(Data records)
========================
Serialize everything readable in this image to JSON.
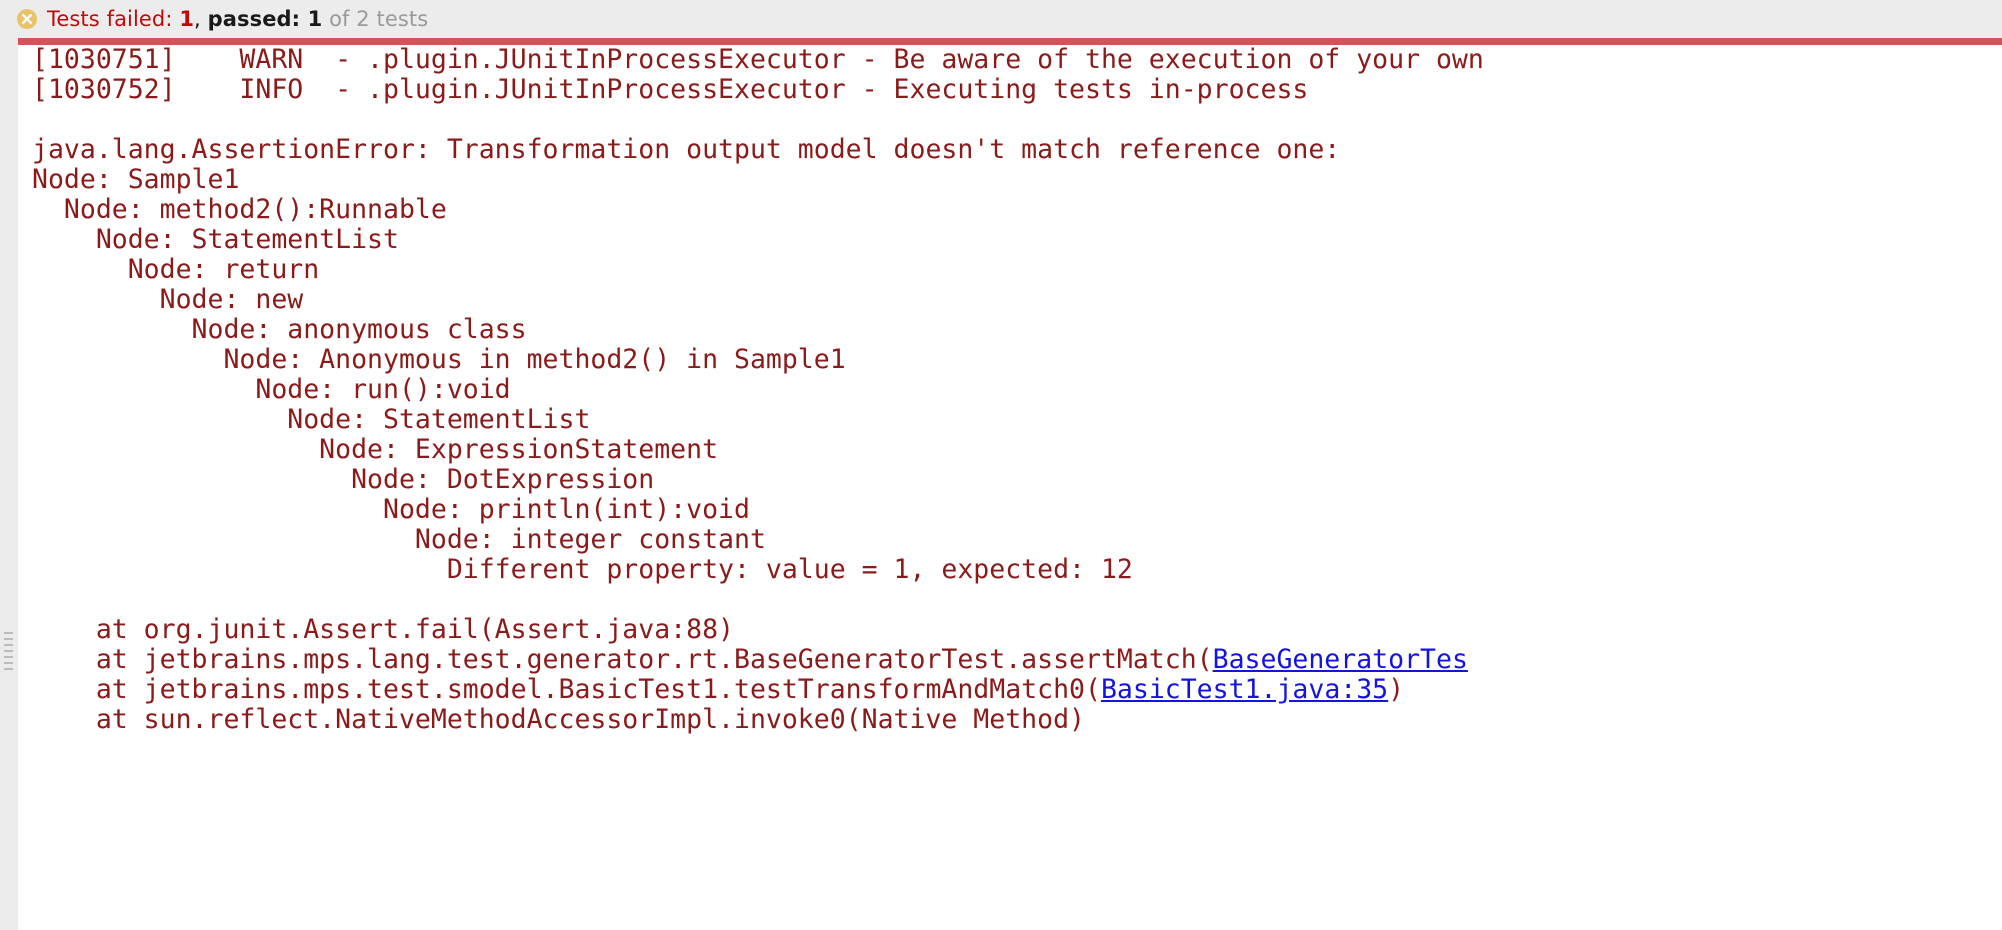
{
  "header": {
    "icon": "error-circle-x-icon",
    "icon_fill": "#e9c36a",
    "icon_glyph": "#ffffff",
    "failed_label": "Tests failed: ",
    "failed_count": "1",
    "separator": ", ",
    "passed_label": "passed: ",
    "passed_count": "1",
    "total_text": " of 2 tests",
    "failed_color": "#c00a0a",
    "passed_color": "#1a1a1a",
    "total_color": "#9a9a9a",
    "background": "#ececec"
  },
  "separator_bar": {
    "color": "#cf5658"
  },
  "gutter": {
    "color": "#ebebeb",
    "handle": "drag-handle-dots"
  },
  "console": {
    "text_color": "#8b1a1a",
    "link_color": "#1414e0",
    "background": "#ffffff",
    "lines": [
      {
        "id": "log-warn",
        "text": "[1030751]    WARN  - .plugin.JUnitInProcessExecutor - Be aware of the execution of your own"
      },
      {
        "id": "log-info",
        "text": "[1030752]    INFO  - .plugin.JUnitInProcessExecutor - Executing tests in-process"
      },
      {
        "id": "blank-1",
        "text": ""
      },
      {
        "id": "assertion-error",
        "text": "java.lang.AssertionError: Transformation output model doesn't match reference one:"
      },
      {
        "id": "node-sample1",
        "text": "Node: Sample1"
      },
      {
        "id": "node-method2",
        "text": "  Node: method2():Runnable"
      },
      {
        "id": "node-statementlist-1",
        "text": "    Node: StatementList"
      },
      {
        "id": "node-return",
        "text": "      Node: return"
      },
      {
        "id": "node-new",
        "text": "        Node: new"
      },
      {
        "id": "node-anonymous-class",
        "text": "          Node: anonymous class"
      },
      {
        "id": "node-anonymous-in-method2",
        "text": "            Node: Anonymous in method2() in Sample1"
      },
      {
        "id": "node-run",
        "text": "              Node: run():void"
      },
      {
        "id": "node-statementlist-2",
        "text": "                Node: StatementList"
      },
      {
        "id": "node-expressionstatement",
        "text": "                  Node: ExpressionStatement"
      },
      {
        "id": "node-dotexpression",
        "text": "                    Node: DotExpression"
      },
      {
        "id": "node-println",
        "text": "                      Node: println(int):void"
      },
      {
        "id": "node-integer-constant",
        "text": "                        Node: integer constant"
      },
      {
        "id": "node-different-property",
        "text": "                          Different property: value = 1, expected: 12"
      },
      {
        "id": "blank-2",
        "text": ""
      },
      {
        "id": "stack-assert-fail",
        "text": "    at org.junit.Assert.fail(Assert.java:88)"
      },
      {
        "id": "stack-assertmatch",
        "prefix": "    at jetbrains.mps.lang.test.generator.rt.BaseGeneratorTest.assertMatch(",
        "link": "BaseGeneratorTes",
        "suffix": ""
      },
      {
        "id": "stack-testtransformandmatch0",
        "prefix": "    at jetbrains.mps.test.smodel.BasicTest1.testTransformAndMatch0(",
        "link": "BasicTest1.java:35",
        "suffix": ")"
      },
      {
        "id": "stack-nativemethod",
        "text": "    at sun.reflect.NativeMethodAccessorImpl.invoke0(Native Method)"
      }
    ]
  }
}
========================
» **Task to complete**
In the records above, collect each line with "stack".

» **Solution**
        "id": "stack-assert-fail",
        "id": "stack-assertmatch",
        "id": "stack-testtransformandmatch0",
        "id": "stack-nativemethod",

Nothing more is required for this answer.